§ Problem requirements: Pick out every line holding the string "Gables" and copy it.

§ Records to process:
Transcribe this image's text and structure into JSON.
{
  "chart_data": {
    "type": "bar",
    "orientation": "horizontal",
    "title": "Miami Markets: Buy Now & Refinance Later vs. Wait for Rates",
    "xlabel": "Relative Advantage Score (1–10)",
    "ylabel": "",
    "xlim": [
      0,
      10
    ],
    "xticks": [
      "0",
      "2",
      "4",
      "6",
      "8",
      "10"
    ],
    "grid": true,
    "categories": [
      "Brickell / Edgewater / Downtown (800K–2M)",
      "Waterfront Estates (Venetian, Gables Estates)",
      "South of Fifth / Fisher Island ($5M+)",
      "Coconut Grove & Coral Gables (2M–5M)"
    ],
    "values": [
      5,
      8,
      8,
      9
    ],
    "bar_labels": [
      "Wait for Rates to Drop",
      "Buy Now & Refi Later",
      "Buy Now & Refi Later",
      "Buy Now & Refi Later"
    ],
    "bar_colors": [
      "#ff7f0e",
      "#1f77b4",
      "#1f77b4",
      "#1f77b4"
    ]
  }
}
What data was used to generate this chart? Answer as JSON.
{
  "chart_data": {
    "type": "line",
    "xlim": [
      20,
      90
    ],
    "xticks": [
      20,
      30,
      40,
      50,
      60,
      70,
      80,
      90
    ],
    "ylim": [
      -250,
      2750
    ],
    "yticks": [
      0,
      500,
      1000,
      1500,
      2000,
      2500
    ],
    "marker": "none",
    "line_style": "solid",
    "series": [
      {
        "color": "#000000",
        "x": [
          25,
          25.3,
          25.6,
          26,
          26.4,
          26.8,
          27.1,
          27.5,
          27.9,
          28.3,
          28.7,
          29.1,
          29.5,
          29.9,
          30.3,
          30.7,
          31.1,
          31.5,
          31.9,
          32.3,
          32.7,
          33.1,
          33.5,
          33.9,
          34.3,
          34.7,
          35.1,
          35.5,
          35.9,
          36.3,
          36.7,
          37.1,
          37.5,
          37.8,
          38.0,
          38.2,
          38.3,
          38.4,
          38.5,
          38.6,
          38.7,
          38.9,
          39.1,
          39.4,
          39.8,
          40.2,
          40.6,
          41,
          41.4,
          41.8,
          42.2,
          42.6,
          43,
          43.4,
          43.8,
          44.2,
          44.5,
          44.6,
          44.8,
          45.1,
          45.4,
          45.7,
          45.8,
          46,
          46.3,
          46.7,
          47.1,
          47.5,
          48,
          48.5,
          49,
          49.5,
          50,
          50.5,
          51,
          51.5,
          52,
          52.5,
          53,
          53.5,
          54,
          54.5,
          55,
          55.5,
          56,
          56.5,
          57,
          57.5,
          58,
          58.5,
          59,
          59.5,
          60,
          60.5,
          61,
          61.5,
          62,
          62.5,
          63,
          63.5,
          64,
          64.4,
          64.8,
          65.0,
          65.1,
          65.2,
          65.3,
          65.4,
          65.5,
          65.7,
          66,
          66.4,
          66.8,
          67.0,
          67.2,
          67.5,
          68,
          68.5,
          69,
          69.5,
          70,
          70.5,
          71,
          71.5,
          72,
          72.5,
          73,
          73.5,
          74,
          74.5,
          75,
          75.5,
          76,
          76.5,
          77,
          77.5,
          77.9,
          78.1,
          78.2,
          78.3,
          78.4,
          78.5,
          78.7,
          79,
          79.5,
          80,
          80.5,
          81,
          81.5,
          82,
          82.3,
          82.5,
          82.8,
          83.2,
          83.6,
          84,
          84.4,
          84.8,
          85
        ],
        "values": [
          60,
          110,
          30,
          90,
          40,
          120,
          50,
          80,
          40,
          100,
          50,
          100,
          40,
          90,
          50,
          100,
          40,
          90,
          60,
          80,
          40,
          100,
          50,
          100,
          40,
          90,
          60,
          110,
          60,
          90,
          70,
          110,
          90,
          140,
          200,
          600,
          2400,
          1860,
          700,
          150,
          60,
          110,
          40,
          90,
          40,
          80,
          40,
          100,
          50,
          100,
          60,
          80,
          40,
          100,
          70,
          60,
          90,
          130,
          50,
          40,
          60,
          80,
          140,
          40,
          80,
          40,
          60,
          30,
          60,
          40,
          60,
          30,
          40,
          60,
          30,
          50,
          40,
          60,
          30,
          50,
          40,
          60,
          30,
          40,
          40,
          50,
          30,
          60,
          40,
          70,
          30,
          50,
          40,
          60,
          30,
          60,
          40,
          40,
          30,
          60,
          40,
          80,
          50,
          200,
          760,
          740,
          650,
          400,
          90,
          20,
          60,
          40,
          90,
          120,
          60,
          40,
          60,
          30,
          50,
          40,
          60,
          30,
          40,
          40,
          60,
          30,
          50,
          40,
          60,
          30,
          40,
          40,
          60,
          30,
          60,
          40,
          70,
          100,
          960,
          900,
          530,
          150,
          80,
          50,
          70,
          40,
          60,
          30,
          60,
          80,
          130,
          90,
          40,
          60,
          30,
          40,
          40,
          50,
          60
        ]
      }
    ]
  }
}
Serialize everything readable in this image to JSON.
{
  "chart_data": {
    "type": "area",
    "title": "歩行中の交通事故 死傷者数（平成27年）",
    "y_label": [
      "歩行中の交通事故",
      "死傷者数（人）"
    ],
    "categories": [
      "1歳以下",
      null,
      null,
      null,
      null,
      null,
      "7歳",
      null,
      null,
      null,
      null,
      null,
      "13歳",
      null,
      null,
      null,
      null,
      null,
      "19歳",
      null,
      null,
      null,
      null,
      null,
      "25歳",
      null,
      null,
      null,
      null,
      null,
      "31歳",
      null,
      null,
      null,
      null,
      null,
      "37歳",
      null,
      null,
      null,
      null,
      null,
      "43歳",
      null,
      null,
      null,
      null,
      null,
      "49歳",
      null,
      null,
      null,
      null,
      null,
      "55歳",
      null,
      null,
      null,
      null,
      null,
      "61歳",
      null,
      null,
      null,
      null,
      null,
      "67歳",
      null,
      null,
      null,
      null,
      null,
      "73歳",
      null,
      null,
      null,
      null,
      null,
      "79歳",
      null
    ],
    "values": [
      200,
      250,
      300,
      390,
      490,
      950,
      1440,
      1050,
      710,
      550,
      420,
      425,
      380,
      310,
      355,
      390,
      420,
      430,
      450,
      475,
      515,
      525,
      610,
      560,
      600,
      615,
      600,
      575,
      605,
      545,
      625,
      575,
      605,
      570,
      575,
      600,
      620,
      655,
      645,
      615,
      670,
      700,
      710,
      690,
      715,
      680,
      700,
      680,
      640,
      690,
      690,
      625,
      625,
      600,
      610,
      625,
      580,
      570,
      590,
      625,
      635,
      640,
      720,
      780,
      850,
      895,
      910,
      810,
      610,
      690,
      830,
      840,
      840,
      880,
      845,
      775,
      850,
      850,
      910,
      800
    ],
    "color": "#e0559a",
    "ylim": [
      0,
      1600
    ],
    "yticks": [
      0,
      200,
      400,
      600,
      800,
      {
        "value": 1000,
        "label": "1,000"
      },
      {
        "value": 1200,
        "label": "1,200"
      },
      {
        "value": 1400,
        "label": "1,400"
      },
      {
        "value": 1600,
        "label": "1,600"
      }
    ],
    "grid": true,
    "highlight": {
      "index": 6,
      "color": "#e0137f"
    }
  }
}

§ Exercise solution:
      "Waterfront Estates (Venetian, Gables Estates)",
      "Coconut Grove & Coral Gables (2M–5M)"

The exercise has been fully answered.